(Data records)

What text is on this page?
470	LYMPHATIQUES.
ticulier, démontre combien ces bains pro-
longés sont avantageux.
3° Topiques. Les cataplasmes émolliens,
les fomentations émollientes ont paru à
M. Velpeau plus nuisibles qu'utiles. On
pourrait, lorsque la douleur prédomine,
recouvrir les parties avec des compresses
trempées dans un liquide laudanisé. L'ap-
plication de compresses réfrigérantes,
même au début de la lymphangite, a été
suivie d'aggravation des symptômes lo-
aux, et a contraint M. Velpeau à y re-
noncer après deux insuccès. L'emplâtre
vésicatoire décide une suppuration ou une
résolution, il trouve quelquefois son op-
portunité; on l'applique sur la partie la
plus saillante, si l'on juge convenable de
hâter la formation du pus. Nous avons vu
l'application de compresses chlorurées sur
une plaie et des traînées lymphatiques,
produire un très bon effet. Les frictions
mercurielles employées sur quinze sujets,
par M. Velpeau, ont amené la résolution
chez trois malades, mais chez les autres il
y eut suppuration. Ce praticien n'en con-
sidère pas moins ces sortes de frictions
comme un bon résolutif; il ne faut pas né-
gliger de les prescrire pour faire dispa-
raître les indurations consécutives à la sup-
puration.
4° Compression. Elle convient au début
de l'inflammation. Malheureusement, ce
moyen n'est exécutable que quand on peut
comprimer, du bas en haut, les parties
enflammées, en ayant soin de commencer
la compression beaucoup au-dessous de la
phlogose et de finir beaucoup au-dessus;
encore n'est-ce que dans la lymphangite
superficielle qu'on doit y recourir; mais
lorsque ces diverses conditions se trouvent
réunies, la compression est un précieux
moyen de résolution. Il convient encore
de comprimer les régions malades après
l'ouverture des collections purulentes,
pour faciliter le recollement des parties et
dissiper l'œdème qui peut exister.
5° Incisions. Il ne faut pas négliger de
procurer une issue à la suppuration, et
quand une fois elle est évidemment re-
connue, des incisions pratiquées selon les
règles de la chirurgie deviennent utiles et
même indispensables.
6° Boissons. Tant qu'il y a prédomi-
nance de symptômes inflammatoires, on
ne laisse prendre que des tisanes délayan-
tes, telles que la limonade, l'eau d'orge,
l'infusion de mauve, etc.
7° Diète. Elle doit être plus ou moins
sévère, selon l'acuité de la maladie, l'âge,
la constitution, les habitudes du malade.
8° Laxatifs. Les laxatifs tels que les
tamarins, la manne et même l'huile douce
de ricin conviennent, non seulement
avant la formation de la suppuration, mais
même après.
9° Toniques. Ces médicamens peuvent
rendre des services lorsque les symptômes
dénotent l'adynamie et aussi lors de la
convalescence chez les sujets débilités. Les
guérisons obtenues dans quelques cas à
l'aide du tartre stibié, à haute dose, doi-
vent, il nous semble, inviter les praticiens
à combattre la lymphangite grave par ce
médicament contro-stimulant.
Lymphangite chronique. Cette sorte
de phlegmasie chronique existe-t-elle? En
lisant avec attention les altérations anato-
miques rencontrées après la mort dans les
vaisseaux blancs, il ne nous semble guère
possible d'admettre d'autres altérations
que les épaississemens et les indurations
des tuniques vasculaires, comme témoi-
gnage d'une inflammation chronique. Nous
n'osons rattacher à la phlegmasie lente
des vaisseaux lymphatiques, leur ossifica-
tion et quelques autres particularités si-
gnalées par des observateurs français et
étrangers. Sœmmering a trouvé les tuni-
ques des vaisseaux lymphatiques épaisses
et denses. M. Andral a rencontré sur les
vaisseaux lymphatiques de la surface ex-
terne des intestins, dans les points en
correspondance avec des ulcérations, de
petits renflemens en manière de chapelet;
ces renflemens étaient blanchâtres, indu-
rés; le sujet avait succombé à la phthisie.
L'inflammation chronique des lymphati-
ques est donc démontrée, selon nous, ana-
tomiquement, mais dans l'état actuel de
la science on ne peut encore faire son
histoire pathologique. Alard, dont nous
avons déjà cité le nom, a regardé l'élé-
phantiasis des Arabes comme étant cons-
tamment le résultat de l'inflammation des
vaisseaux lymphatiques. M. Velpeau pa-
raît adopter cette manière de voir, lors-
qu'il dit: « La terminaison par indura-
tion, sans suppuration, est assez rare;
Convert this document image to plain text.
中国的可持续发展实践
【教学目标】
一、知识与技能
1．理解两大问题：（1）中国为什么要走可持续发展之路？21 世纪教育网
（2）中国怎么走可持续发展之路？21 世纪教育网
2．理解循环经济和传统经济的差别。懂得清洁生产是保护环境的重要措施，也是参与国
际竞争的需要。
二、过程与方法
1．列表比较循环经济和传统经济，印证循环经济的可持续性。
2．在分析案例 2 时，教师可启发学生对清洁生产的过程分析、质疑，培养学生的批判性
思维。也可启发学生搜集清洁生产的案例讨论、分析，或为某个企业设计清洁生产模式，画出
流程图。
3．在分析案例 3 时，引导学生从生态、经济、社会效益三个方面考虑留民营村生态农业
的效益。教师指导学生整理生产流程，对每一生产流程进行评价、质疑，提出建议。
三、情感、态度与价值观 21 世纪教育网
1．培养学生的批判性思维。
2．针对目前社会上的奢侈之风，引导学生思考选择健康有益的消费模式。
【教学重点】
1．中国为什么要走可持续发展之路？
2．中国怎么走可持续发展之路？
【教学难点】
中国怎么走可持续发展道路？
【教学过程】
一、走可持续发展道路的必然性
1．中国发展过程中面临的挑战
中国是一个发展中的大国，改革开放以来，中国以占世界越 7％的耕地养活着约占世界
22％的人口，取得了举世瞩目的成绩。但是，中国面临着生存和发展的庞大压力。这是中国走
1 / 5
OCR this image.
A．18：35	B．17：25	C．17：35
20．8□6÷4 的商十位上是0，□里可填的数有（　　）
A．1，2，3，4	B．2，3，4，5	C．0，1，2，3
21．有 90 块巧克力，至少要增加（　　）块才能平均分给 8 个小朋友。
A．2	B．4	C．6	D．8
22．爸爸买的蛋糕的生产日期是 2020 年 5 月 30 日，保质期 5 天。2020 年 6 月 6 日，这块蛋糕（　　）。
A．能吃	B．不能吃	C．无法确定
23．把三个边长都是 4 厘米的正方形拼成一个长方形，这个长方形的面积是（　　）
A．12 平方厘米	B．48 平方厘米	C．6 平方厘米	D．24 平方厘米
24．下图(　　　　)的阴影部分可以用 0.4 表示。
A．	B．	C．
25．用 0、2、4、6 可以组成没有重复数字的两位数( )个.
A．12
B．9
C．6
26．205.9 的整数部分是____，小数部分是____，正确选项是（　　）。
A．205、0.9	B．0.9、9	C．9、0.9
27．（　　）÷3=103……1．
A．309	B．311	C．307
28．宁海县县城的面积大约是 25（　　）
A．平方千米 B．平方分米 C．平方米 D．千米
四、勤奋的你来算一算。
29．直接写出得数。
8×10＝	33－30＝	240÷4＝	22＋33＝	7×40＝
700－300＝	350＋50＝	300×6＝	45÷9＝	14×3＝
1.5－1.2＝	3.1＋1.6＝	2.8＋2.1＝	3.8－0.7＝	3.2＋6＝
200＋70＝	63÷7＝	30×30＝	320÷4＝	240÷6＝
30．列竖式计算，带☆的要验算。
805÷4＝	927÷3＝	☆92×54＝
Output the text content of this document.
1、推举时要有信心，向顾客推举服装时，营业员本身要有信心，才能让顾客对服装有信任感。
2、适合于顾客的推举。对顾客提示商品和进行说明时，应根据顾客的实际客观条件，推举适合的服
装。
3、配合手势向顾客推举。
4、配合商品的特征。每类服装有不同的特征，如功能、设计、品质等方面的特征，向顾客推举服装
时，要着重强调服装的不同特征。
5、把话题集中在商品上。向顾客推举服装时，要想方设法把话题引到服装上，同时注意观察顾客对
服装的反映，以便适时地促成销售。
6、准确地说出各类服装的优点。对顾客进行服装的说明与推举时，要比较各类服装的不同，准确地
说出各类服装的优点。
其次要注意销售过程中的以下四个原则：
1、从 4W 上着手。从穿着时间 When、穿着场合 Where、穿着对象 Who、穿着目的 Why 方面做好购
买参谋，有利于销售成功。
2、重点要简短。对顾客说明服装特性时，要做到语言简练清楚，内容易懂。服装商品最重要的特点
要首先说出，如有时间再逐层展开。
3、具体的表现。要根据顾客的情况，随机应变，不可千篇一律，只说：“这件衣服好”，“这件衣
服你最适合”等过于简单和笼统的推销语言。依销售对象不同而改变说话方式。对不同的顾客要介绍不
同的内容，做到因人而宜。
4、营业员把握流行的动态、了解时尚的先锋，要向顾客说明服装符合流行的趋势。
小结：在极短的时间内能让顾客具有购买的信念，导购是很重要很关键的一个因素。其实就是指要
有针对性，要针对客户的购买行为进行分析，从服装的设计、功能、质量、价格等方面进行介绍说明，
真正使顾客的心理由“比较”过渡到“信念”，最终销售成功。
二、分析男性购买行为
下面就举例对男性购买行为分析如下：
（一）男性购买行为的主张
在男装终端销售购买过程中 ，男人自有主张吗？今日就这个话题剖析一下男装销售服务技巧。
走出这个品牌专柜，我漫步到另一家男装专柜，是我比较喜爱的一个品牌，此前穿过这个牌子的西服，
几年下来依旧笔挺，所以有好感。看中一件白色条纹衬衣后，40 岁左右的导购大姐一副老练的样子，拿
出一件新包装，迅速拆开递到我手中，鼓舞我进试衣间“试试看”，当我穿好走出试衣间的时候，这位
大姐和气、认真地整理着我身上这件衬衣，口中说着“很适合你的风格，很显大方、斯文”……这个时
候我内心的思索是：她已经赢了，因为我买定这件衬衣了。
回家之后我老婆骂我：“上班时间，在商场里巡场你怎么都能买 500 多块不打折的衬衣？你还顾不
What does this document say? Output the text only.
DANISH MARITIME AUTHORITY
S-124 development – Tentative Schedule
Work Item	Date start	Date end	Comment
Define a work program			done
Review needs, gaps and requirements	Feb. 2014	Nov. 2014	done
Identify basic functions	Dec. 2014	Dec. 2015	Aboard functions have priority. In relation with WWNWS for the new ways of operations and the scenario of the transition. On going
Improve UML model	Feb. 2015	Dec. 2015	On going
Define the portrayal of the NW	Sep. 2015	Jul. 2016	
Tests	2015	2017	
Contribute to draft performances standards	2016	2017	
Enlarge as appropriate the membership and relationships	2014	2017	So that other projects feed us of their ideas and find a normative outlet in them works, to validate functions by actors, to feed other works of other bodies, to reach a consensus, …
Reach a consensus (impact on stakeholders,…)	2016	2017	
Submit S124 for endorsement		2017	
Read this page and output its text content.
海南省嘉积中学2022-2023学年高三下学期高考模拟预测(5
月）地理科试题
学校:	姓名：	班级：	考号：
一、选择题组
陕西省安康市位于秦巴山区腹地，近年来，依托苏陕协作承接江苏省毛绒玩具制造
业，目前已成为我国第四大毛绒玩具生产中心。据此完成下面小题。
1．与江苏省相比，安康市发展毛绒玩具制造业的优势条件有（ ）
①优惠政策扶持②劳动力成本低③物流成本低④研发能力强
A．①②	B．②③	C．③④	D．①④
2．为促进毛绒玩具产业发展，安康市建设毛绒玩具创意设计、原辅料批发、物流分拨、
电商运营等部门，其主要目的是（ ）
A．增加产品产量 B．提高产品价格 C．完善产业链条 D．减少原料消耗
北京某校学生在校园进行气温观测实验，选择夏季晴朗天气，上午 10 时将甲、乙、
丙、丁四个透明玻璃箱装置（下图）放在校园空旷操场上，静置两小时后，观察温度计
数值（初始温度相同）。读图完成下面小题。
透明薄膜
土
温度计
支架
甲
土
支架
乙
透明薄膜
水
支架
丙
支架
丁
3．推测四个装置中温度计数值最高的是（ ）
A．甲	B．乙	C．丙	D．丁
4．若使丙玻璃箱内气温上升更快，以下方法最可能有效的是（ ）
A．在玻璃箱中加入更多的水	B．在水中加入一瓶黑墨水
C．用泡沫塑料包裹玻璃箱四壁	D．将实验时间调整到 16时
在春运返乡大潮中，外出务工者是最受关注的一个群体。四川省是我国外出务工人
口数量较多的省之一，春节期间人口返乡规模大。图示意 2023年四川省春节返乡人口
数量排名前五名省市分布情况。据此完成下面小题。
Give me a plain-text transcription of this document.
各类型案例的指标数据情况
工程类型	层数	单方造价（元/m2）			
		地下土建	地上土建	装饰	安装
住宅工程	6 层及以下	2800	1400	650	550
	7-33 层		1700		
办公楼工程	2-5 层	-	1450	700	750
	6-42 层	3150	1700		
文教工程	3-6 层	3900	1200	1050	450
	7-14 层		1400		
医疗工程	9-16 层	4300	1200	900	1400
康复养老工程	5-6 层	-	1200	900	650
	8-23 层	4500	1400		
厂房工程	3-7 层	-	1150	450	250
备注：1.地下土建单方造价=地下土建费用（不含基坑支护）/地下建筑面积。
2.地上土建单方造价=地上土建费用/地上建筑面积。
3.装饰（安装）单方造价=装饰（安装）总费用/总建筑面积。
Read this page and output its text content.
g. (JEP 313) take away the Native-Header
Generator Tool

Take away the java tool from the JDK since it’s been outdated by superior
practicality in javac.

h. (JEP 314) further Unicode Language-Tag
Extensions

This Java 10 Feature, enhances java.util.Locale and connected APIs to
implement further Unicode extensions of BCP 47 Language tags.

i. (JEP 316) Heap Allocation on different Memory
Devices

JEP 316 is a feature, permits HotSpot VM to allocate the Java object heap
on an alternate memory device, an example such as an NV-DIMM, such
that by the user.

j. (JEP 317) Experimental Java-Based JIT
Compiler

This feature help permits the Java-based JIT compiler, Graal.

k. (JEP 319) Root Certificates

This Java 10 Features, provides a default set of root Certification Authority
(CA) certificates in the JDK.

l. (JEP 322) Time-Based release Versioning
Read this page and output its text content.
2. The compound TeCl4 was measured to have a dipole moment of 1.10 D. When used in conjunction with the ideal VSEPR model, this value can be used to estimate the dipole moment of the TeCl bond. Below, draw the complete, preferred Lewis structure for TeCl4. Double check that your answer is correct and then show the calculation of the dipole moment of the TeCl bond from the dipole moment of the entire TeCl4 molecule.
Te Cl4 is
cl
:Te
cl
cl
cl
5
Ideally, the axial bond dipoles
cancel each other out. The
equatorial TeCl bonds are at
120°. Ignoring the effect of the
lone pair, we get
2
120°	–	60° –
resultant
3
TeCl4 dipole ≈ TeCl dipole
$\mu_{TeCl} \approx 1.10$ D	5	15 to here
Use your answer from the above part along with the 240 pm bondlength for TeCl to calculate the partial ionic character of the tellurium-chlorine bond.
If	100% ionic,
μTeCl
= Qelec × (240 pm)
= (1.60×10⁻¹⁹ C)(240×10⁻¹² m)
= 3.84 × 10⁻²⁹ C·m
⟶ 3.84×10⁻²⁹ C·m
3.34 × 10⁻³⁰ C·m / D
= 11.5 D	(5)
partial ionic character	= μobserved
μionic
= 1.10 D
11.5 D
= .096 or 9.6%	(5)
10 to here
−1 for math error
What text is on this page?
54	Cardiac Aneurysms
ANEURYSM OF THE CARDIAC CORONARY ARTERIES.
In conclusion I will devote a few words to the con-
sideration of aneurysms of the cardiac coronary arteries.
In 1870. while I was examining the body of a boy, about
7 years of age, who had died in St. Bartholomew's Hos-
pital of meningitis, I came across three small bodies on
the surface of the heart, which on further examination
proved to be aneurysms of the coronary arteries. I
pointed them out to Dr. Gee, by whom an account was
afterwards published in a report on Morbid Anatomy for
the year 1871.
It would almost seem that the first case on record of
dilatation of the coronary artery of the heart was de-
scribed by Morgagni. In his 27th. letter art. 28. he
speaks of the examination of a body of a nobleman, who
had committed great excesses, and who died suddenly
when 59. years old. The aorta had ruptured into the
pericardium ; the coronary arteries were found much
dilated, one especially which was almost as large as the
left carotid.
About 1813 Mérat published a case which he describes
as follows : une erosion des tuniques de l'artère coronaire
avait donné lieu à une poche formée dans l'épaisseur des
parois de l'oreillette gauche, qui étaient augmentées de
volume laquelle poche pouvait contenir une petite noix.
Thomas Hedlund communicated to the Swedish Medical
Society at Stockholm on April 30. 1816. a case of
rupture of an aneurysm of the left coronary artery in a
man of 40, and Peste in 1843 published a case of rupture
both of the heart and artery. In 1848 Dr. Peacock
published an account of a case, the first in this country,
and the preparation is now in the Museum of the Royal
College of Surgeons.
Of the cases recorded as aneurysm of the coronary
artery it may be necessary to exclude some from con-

Work required: Check each line above for the word "image", and copy the lines where it appears.

Answer to this task:
Convert this document image to plain text.
OCR this image.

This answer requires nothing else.